> [TEXTE RETENU]
┏━━

J’aimerais vous parler de ce que le titre choisi met en énonciation. Cela pourrait être interprété comme en mettant en lumière la question de la filiation, alors que j’espère pouvoir soulever ce qui la dépasse, toute en s’en servant. Je vous parlerais donc de ce que nous pouvons expérimenter de l’ordre de la transmission, car c’est de ce point que la psychanalyse se révèle une expérience éthique, esthétique et politique.

 

 

J’oserais dire que Le Séminaire L’Envers de la psychanalyse c’est l’un des séminaires les plus politiques de l’enseignement de Lacan. Car il nous invite d’une part à entendre les idéologies qui nous gouvernent et nous figent dans des liens d’assujettissement tout en se prétendant au service de la liberté. Et d’autre part parce qu’il ajoute à la notion de l’acte analytique ses possibles répercussions dans le rapport à l’Autre. Et si l’acte produit un nouveau signifiant, pourrait-il aussi relancer la ronde des discours autrement ?

 

À partir de cette interrogation s’est déployé celle qui a provoqué les lignes de ce texte : est-ce que la radicalité de l’expérience analytique pourrait ouvrir la voie à un lien avec l’Autre qui ne repose pas sur la domination ? C’est une interrogation qui me poursuit depuis un certain temps et qui m’est revenue lors de la lecture de ce séminaire. Un texte qui porte sur nos rapports à l’altérité fondatrice, et, en conséquence, à notre rapport au père réel.

┗━━

> [DONNÉES BRUTES]
┏━━

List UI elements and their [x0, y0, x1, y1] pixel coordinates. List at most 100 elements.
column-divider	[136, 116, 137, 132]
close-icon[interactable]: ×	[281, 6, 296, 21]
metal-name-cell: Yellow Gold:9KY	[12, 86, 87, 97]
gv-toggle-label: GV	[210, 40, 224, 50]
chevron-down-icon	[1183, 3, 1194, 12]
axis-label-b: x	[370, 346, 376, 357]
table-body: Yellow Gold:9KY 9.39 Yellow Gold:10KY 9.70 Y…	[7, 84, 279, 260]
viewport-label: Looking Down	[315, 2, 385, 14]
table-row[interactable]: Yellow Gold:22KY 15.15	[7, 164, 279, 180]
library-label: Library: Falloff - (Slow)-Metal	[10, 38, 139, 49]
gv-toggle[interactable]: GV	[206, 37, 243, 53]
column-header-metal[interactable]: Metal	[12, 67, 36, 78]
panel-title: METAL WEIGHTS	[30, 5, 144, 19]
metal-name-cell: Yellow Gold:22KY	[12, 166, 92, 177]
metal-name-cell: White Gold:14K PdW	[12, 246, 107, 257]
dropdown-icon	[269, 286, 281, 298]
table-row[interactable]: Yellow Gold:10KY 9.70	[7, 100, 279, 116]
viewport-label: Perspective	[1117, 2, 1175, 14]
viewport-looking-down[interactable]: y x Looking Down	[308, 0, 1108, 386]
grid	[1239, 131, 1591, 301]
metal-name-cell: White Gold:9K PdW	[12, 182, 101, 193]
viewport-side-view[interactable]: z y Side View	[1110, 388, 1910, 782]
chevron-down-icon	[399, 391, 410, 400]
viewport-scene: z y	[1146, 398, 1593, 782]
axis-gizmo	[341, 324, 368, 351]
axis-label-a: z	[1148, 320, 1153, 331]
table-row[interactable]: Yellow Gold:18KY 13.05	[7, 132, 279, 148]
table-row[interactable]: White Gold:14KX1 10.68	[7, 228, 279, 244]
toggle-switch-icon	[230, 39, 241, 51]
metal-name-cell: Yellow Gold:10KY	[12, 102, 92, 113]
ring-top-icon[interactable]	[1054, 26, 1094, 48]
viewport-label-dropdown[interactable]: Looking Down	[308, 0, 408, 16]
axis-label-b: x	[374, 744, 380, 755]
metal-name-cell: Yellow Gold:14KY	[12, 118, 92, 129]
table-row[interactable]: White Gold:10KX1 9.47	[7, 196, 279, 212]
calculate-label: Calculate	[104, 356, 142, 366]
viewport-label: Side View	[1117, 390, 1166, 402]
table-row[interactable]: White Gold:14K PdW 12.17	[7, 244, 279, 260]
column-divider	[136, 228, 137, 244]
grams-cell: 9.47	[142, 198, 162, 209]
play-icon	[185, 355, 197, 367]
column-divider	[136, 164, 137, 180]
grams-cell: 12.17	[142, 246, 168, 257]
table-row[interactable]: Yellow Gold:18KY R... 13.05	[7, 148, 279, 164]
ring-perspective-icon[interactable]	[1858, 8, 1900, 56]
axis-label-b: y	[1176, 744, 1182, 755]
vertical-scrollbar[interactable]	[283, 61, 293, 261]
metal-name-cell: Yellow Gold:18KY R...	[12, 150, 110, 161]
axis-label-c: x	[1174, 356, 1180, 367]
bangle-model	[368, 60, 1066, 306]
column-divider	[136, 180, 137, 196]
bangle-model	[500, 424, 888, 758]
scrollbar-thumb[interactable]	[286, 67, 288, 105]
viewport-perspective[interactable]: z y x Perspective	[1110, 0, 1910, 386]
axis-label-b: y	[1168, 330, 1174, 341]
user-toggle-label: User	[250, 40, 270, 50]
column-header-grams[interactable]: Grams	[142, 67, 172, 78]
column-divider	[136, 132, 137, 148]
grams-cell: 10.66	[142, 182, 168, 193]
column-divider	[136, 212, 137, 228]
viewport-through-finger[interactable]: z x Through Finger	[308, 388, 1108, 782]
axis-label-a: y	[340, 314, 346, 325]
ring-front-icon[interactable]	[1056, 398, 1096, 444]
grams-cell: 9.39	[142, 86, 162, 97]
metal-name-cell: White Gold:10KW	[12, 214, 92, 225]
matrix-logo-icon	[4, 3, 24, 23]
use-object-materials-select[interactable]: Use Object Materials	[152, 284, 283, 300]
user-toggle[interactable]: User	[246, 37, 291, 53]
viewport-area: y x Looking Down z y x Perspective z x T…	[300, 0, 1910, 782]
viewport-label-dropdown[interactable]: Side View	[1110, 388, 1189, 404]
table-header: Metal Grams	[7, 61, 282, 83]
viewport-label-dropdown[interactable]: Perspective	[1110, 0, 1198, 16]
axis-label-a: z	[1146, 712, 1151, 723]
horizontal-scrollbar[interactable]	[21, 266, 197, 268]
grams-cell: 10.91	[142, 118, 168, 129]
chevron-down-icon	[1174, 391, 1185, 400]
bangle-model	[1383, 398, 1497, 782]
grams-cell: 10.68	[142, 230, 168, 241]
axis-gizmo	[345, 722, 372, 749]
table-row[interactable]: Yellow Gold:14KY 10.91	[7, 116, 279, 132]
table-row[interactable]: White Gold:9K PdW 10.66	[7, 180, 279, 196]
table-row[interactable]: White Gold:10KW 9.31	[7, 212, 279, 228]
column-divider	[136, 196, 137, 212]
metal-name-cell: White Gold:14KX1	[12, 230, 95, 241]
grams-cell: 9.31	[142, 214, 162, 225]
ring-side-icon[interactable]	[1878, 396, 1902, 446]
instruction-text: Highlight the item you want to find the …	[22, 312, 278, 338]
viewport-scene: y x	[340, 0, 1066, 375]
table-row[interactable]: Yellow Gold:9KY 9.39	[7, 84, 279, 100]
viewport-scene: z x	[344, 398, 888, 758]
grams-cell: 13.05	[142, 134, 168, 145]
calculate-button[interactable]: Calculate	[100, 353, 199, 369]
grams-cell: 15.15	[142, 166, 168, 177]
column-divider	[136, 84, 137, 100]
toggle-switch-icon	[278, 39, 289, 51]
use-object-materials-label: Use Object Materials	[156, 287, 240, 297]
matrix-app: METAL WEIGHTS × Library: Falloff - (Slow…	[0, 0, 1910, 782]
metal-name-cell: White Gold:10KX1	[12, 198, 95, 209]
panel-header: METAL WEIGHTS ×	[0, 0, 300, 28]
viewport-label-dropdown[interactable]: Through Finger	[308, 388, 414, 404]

┗━━

D'après le texte retenu, quel séminaire est présenté comme l'un des plus politiques de l'enseignement de Lacan ?

> [RÉPONSE ATTENDUE] Le Séminaire L'Envers de la psychanalyse.